── Given information ──

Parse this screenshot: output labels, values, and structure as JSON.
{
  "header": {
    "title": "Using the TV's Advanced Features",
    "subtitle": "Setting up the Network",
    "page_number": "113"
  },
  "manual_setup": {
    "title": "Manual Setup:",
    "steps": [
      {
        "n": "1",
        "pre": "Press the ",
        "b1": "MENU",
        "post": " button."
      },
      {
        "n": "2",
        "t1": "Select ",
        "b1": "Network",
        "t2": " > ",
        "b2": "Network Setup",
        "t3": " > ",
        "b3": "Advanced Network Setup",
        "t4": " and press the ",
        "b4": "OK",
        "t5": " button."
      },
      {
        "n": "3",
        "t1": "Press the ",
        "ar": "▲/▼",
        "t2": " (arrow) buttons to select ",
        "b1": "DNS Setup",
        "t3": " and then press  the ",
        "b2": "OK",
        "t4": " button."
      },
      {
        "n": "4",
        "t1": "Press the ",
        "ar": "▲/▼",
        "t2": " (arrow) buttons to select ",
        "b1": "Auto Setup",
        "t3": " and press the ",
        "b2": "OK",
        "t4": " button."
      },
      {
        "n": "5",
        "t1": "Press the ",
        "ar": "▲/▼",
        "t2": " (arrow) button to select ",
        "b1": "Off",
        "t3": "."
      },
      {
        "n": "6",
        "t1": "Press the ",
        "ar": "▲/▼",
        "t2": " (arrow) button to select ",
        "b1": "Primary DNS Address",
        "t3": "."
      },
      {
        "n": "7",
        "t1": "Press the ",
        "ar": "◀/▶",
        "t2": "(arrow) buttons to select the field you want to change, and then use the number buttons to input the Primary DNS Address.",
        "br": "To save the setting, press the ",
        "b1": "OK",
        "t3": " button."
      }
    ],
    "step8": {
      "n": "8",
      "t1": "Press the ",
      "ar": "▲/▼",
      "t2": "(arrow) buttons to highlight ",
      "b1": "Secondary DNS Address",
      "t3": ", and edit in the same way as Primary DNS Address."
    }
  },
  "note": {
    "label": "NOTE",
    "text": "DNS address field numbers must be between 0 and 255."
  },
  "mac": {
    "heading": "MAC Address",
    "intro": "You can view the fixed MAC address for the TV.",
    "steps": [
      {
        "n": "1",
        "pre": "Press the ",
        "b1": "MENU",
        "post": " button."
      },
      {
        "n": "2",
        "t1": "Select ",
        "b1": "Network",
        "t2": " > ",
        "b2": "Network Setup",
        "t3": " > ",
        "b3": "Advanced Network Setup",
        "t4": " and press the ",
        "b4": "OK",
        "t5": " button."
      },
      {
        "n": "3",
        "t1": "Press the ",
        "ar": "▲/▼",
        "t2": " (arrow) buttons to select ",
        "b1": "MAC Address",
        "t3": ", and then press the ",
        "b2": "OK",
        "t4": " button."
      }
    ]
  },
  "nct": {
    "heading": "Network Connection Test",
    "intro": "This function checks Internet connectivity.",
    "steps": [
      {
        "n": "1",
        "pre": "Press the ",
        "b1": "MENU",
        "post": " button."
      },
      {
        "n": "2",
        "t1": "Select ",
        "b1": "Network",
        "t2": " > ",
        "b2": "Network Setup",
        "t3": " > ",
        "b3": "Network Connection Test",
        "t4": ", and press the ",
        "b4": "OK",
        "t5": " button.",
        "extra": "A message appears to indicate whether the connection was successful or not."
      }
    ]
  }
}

───

Problem details: Return all of the above records exactly, leaving no line out.

Final answer:
Parse this screenshot: output labels, values, and structure as JSON.
{
  "header": {
    "title": "Using the TV's Advanced Features",
    "subtitle": "Setting up the Network",
    "page_number": "113"
  },
  "manual_setup": {
    "title": "Manual Setup:",
    "steps": [
      {
        "n": "1",
        "pre": "Press the ",
        "b1": "MENU",
        "post": " button."
      },
      {
        "n": "2",
        "t1": "Select ",
        "b1": "Network",
        "t2": " > ",
        "b2": "Network Setup",
        "t3": " > ",
        "b3": "Advanced Network Setup",
        "t4": " and press the ",
        "b4": "OK",
        "t5": " button."
      },
      {
        "n": "3",
        "t1": "Press the ",
        "ar": "▲/▼",
        "t2": " (arrow) buttons to select ",
        "b1": "DNS Setup",
        "t3": " and then press  the ",
        "b2": "OK",
        "t4": " button."
      },
      {
        "n": "4",
        "t1": "Press the ",
        "ar": "▲/▼",
        "t2": " (arrow) buttons to select ",
        "b1": "Auto Setup",
        "t3": " and press the ",
        "b2": "OK",
        "t4": " button."
      },
      {
        "n": "5",
        "t1": "Press the ",
        "ar": "▲/▼",
        "t2": " (arrow) button to select ",
        "b1": "Off",
        "t3": "."
      },
      {
        "n": "6",
        "t1": "Press the ",
        "ar": "▲/▼",
        "t2": " (arrow) button to select ",
        "b1": "Primary DNS Address",
        "t3": "."
      },
      {
        "n": "7",
        "t1": "Press the ",
        "ar": "◀/▶",
        "t2": "(arrow) buttons to select the field you want to change, and then use the number buttons to input the Primary DNS Address.",
        "br": "To save the setting, press the ",
        "b1": "OK",
        "t3": " button."
      }
    ],
    "step8": {
      "n": "8",
      "t1": "Press the ",
      "ar": "▲/▼",
      "t2": "(arrow) buttons to highlight ",
      "b1": "Secondary DNS Address",
      "t3": ", and edit in the same way as Primary DNS Address."
    }
  },
  "note": {
    "label": "NOTE",
    "text": "DNS address field numbers must be between 0 and 255."
  },
  "mac": {
    "heading": "MAC Address",
    "intro": "You can view the fixed MAC address for the TV.",
    "steps": [
      {
        "n": "1",
        "pre": "Press the ",
        "b1": "MENU",
        "post": " button."
      },
      {
        "n": "2",
        "t1": "Select ",
        "b1": "Network",
        "t2": " > ",
        "b2": "Network Setup",
        "t3": " > ",
        "b3": "Advanced Network Setup",
        "t4": " and press the ",
        "b4": "OK",
        "t5": " button."
      },
      {
        "n": "3",
        "t1": "Press the ",
        "ar": "▲/▼",
        "t2": " (arrow) buttons to select ",
        "b1": "MAC Address",
        "t3": ", and then press the ",
        "b2": "OK",
        "t4": " button."
      }
    ]
  },
  "nct": {
    "heading": "Network Connection Test",
    "intro": "This function checks Internet connectivity.",
    "steps": [
      {
        "n": "1",
        "pre": "Press the ",
        "b1": "MENU",
        "post": " button."
      },
      {
        "n": "2",
        "t1": "Select ",
        "b1": "Network",
        "t2": " > ",
        "b2": "Network Setup",
        "t3": " > ",
        "b3": "Network Connection Test",
        "t4": ", and press the ",
        "b4": "OK",
        "t5": " button.",
        "extra": "A message appears to indicate whether the connection was successful or not."
      }
    ]
  }
}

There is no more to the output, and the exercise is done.